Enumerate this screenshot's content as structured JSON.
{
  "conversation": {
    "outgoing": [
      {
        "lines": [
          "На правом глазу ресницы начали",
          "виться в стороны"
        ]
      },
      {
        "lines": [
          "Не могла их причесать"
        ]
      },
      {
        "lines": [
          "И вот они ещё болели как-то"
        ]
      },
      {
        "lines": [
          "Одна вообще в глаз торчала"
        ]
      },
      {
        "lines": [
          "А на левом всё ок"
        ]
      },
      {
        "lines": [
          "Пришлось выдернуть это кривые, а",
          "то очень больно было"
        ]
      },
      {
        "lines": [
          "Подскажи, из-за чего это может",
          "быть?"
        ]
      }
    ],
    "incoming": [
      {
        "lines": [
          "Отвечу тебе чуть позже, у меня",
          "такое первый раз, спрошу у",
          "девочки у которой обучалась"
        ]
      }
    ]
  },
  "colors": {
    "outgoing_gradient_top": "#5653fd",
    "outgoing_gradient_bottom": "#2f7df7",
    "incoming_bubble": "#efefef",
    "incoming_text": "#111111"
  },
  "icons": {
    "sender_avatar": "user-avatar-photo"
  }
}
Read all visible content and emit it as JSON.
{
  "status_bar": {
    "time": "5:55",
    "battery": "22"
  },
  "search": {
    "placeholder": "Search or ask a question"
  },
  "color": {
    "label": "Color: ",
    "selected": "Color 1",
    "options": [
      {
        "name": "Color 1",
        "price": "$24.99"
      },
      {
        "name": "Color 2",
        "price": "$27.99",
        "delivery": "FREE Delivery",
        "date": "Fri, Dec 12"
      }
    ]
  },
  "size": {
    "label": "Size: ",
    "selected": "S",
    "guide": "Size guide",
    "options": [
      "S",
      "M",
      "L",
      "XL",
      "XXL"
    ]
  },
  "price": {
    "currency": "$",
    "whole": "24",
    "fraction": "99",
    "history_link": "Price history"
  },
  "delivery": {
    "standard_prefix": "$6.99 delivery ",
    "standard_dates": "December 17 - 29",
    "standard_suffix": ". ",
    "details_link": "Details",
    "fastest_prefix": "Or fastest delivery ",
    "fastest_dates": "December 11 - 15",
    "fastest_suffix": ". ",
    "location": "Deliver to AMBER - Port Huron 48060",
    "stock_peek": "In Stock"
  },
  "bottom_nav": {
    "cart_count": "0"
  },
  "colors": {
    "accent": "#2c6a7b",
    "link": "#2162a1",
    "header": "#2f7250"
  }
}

== == ==

- _Exercise prompt_:
From the line holding "Read all visible content and emit it as JSON." to the last line of the records, quote each line exactly and add nothing.

- _Reply_:
Read all visible content and emit it as JSON.
{
  "status_bar": {
    "time": "5:55",
    "battery": "22"
  },
  "search": {
    "placeholder": "Search or ask a question"
  },
  "color": {
    "label": "Color: ",
    "selected": "Color 1",
    "options": [
      {
        "name": "Color 1",
        "price": "$24.99"
      },
      {
        "name": "Color 2",
        "price": "$27.99",
        "delivery": "FREE Delivery",
        "date": "Fri, Dec 12"
      }
    ]
  },
  "size": {
    "label": "Size: ",
    "selected": "S",
    "guide": "Size guide",
    "options": [
      "S",
      "M",
      "L",
      "XL",
      "XXL"
    ]
  },
  "price": {
    "currency": "$",
    "whole": "24",
    "fraction": "99",
    "history_link": "Price history"
  },
  "delivery": {
    "standard_prefix": "$6.99 delivery ",
    "standard_dates": "December 17 - 29",
    "standard_suffix": ". ",
    "details_link": "Details",
    "fastest_prefix": "Or fastest delivery ",
    "fastest_dates": "December 11 - 15",
    "fastest_suffix": ". ",
    "location": "Deliver to AMBER - Port Huron 48060",
    "stock_peek": "In Stock"
  },
  "bottom_nav": {
    "cart_count": "0"
  },
  "colors": {
    "accent": "#2c6a7b",
    "link": "#2162a1",
    "header": "#2f7250"
  }
}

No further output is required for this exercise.